**STATED TASK**
Convert the lines below into a JSON list of strings, one string per line, with blank lines omitted. Leave the pictures out of the list.

**RECORDS FOR PROCESSING**
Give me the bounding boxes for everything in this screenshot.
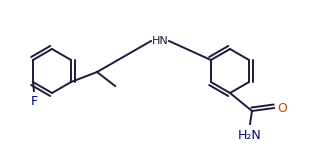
Text: O: O: [277, 101, 287, 114]
Text: H₂N: H₂N: [238, 129, 262, 142]
Text: F: F: [30, 95, 37, 108]
Text: HN: HN: [152, 36, 168, 46]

**RESULT OF THE TASK**
[
  "Give me the bounding boxes for everything in this screenshot.",
  "Text: O: O: [277, 101, 287, 114]",
  "Text: H₂N: H₂N: [238, 129, 262, 142]",
  "Text: F: F: [30, 95, 37, 108]",
  "Text: HN: HN: [152, 36, 168, 46]"
]